[Job] Provide only the number of lines in the records below that include "пального".

Part of a data file:
═══

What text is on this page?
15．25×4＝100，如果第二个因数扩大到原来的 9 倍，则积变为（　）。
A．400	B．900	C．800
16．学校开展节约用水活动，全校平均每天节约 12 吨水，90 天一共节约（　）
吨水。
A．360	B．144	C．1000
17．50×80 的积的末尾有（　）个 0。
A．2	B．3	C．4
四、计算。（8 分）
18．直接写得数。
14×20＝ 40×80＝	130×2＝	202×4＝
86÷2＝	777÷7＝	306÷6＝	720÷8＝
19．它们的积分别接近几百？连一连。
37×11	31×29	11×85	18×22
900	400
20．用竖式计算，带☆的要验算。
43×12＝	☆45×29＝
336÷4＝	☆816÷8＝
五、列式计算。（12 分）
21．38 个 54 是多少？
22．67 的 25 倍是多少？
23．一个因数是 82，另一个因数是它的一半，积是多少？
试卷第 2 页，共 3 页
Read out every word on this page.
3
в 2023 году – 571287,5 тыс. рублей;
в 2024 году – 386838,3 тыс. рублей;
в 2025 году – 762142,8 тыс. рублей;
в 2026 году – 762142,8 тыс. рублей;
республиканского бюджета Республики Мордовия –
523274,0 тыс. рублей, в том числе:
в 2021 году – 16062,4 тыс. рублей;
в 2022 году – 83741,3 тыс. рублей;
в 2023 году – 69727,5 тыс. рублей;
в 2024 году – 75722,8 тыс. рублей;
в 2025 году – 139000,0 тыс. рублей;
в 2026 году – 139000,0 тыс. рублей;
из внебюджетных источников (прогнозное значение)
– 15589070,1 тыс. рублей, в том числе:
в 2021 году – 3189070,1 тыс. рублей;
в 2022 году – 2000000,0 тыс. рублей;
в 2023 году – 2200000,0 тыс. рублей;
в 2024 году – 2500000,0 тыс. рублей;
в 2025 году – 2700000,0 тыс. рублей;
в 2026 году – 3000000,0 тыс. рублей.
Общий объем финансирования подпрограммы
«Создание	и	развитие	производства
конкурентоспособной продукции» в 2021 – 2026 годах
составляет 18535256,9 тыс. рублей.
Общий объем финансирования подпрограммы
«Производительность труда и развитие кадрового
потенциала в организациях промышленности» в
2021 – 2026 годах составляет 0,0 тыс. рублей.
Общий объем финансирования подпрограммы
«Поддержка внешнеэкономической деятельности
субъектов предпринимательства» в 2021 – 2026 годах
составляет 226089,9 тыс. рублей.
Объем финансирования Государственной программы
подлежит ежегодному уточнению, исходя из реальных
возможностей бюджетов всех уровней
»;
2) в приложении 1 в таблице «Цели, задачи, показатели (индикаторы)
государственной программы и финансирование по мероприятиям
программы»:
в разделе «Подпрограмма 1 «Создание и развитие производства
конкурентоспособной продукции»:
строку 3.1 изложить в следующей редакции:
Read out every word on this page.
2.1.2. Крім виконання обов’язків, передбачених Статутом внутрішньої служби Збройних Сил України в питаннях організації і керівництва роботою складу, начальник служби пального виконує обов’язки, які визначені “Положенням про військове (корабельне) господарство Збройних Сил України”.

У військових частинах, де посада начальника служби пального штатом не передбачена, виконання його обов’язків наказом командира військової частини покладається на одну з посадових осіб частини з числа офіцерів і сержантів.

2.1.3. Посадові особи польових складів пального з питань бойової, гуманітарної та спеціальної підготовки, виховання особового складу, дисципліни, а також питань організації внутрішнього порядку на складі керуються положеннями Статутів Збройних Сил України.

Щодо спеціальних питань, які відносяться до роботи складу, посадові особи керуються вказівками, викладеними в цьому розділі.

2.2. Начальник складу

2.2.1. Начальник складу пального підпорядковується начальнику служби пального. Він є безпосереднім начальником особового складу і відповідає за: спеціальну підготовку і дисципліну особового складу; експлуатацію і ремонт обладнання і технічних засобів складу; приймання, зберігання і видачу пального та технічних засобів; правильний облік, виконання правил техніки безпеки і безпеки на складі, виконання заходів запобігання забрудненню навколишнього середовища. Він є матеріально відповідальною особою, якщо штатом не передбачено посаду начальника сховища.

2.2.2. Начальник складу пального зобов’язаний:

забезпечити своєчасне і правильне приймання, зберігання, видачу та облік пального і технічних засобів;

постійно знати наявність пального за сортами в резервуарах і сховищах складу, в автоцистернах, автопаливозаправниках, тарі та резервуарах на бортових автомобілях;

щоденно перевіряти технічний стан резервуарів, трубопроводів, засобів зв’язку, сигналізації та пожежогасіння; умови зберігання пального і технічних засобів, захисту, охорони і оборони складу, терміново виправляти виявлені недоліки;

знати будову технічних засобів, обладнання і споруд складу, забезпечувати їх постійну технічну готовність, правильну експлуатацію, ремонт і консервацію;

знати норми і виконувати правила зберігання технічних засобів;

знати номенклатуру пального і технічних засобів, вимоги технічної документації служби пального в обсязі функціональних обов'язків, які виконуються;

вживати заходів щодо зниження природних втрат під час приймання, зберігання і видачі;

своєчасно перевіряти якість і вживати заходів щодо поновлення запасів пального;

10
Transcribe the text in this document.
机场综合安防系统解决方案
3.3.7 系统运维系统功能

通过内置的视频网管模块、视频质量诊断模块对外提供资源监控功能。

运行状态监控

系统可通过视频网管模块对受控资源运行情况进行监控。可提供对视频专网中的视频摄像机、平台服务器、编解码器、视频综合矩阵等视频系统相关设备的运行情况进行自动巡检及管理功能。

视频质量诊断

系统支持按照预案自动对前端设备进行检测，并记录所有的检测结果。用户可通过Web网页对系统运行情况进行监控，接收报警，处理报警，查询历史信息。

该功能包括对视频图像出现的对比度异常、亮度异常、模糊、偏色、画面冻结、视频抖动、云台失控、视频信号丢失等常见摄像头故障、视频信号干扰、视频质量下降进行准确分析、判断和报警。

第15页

═══

[Answer to the task] 10